__AIM__: State only how many lines contain the string "счетах".

__THE INPUT__:
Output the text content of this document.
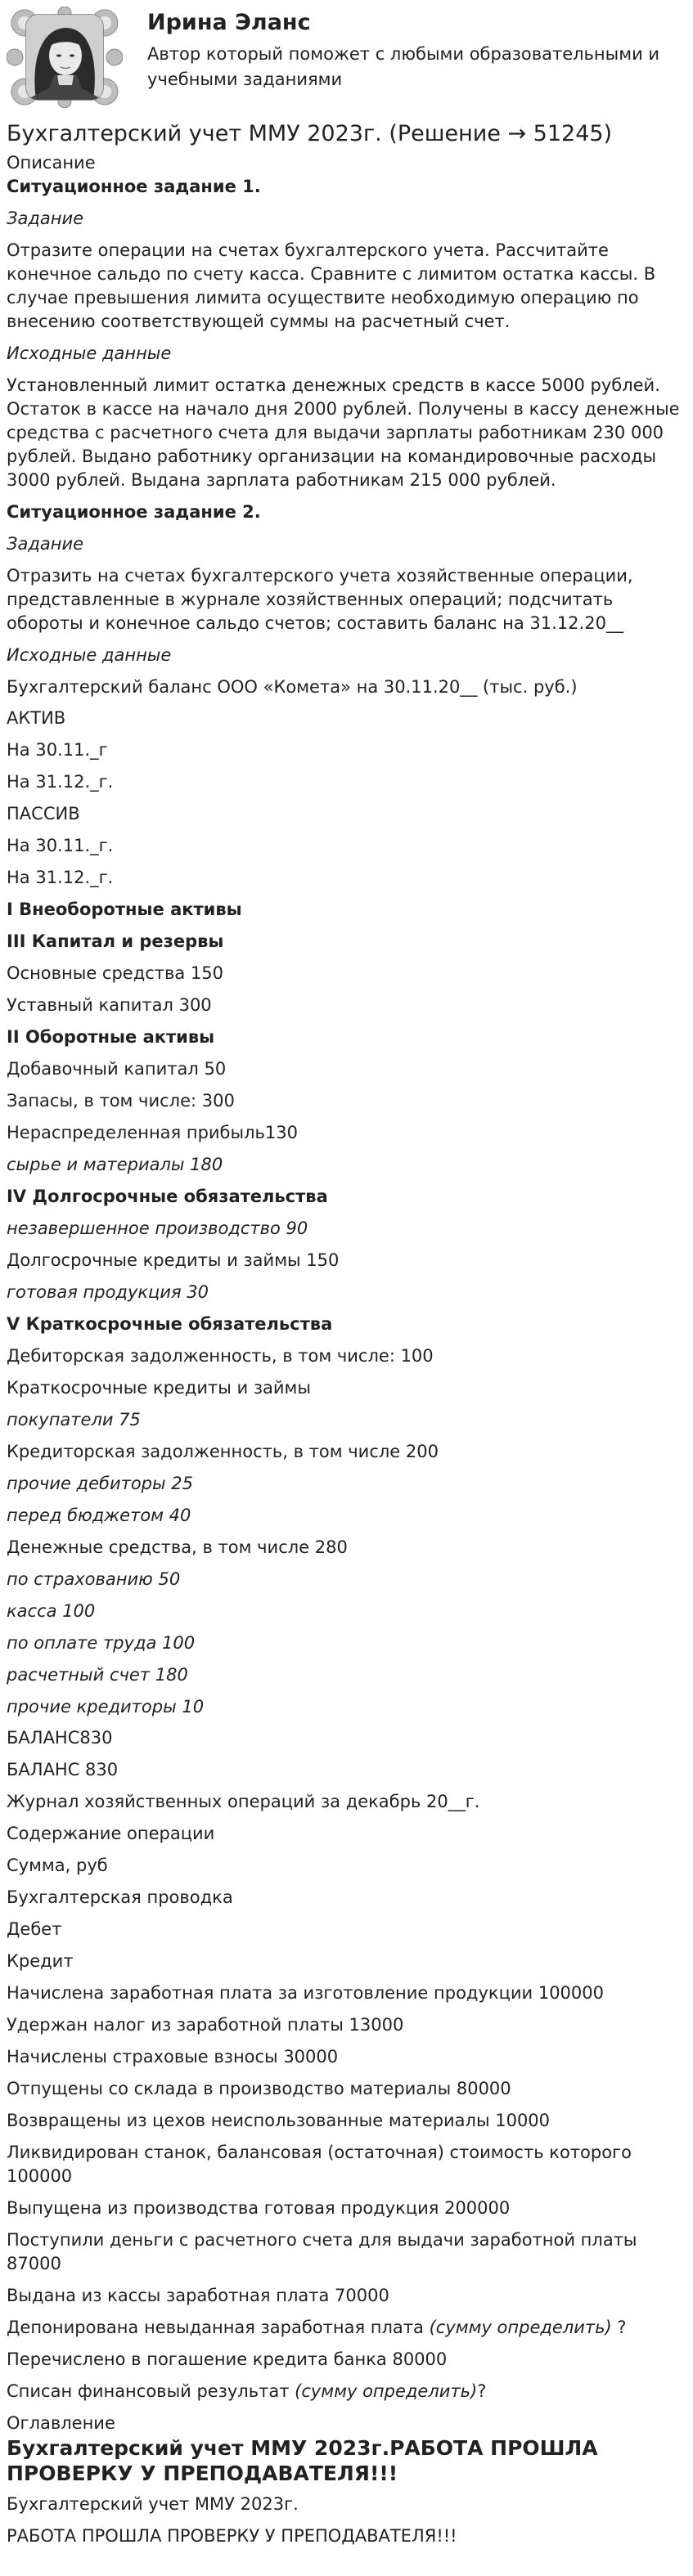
Ирина Эланс
Автор который поможет с любыми образовательными и учебными заданиями
Бухгалтерский учет ММУ 2023г. (Решение → 51245)
Описание

Ситуационное задание 1.

Задание

Отразите операции на счетах бухгалтерского учета. Рассчитайте конечное сальдо по счету касса. Сравните с лимитом остатка кассы. В случае превышения лимита осуществите необходимую операцию по внесению соответствующей суммы на расчетный счет.

Исходные данные

Установленный лимит остатка денежных средств в кассе 5000 рублей. Остаток в кассе на начало дня 2000 рублей. Получены в кассу денежные средства с расчетного счета для выдачи зарплаты работникам 230 000 рублей. Выдано работнику организации на командировочные расходы 3000 рублей. Выдана зарплата работникам 215 000 рублей.

Ситуационное задание 2.

Задание

Отразить на счетах бухгалтерского учета хозяйственные операции, представленные в журнале хозяйственных операций; подсчитать обороты и конечное сальдо счетов; составить баланс на 31.12.20__

Исходные данные

Бухгалтерский баланс ООО «Комета» на 30.11.20__ (тыс. руб.)

АКТИВ

На 30.11._г

На 31.12._г.

ПАССИВ

На 30.11._г.

На 31.12._г.

I Внеоборотные активы

III Капитал и резервы

Основные средства 150

Уставный капитал 300

II Оборотные активы

Добавочный капитал 50

Запасы, в том числе: 300

Нераспределенная прибыль130

сырье и материалы 180

IV Долгосрочные обязательства

незавершенное производство 90

Долгосрочные кредиты и займы 150

готовая продукция 30

V Краткосрочные обязательства

Дебиторская задолженность, в том числе: 100

Краткосрочные кредиты и займы

покупатели 75

Кредиторская задолженность, в том числе 200

прочие дебиторы 25

перед бюджетом 40

Денежные средства, в том числе 280

по страхованию 50

касса 100

по оплате труда 100

расчетный счет 180

прочие кредиторы 10

БАЛАНС830

БАЛАНС 830

Журнал хозяйственных операций за декабрь 20__г.

Содержание операции

Сумма, руб

Бухгалтерская проводка

Дебет

Кредит

Начислена заработная плата за изготовление продукции 100000

Удержан налог из заработной платы 13000

Начислены страховые взносы 30000

Отпущены со склада в производство материалы 80000

Возвращены из цехов неиспользованные материалы 10000

Ликвидирован станок, балансовая (остаточная) стоимость которого 100000

Выпущена из производства готовая продукция 200000

Поступили деньги с расчетного счета для выдачи заработной платы 87000

Выдана из кассы заработная плата 70000

Депонирована невыданная заработная плата (сумму определить) ?

Перечислено в погашение кредита банка 80000

Списан финансовый результат (сумму определить)?

Оглавление
Бухгалтерский учет ММУ 2023г.РАБОТА ПРОШЛА ПРОВЕРКУ У ПРЕПОДАВАТЕЛЯ!!!

Бухгалтерский учет ММУ 2023г.

РАБОТА ПРОШЛА ПРОВЕРКУ У ПРЕПОДАВАТЕЛЯ!!!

__EXERCISE ANSWER__: 2